Work to complete: Check every line of the entries that follow, and copy the ones containing "each".

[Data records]
§
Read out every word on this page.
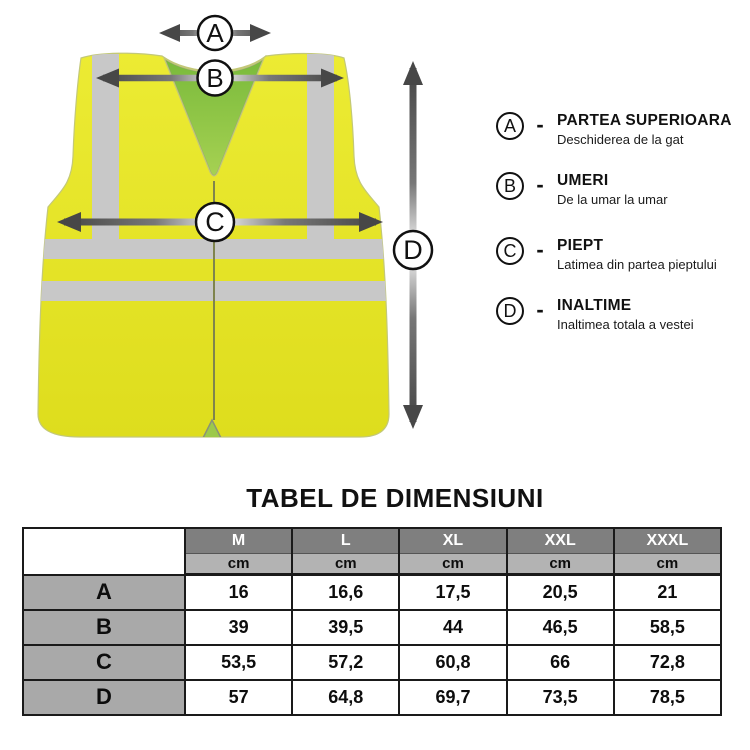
A
B
C
D
A - PARTEA SUPERIOARA
Deschiderea de la gat
B - UMERI
De la umar la umar
C - PIEPT
Latimea din partea pieptului
D - INALTIME
Inaltimea totala a vestei
TABEL DE DIMENSIUNI
	M	L	XL	XXL	XXXL
	cm	cm	cm	cm	cm
A	16	16,6	17,5	20,5	21
B	39	39,5	44	46,5	58,5
C	53,5	57,2	60,8	66	72,8
D	57	64,8	69,7	73,5	78,5
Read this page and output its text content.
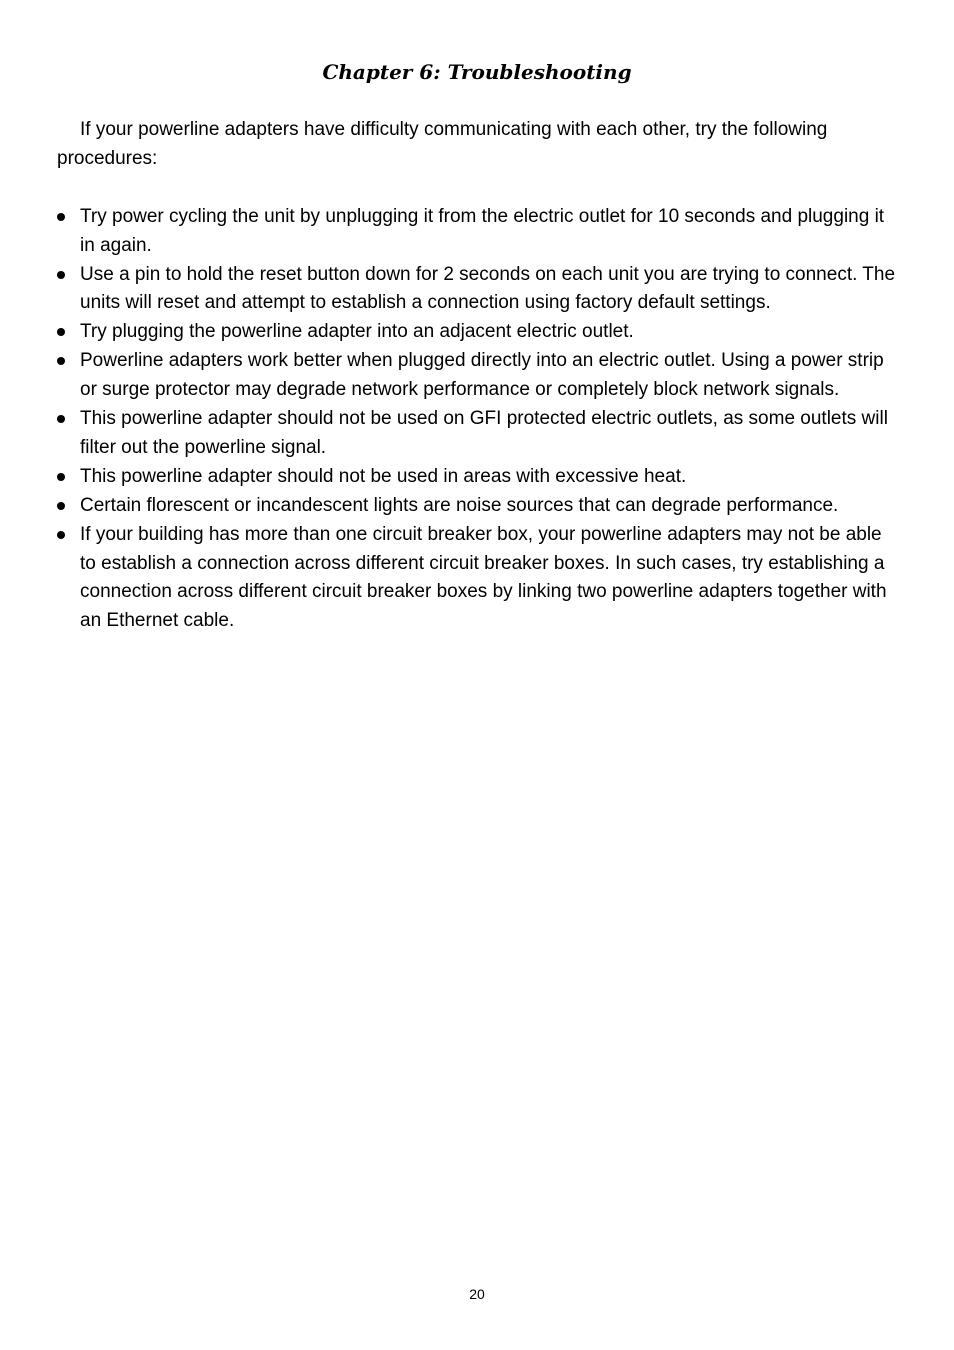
Chapter 6: Troubleshooting

If your powerline adapters have difficulty communicating with each other, try the following procedures:

Try power cycling the unit by unplugging it from the electric outlet for 10 seconds and plugging it in again.
Use a pin to hold the reset button down for 2 seconds on each unit you are trying to connect. The units will reset and attempt to establish a connection using factory default settings.
Try plugging the powerline adapter into an adjacent electric outlet.
Powerline adapters work better when plugged directly into an electric outlet. Using a power strip or surge protector may degrade network performance or completely block network signals.
This powerline adapter should not be used on GFI protected electric outlets, as some outlets will filter out the powerline signal.
This powerline adapter should not be used in areas with excessive heat.
Certain florescent or incandescent lights are noise sources that can degrade performance.
If your building has more than one circuit breaker box, your powerline adapters may not be able to establish a connection across different circuit breaker boxes. In such cases, try establishing a connection across different circuit breaker boxes by linking two powerline adapters together with an Ethernet cable.
20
§
Complete response:
If your powerline adapters have difficulty communicating with each other, try the following procedures:
Use a pin to hold the reset button down for 2 seconds on each unit you are trying to connect. The units will reset and attempt to establish a connection using factory default settings.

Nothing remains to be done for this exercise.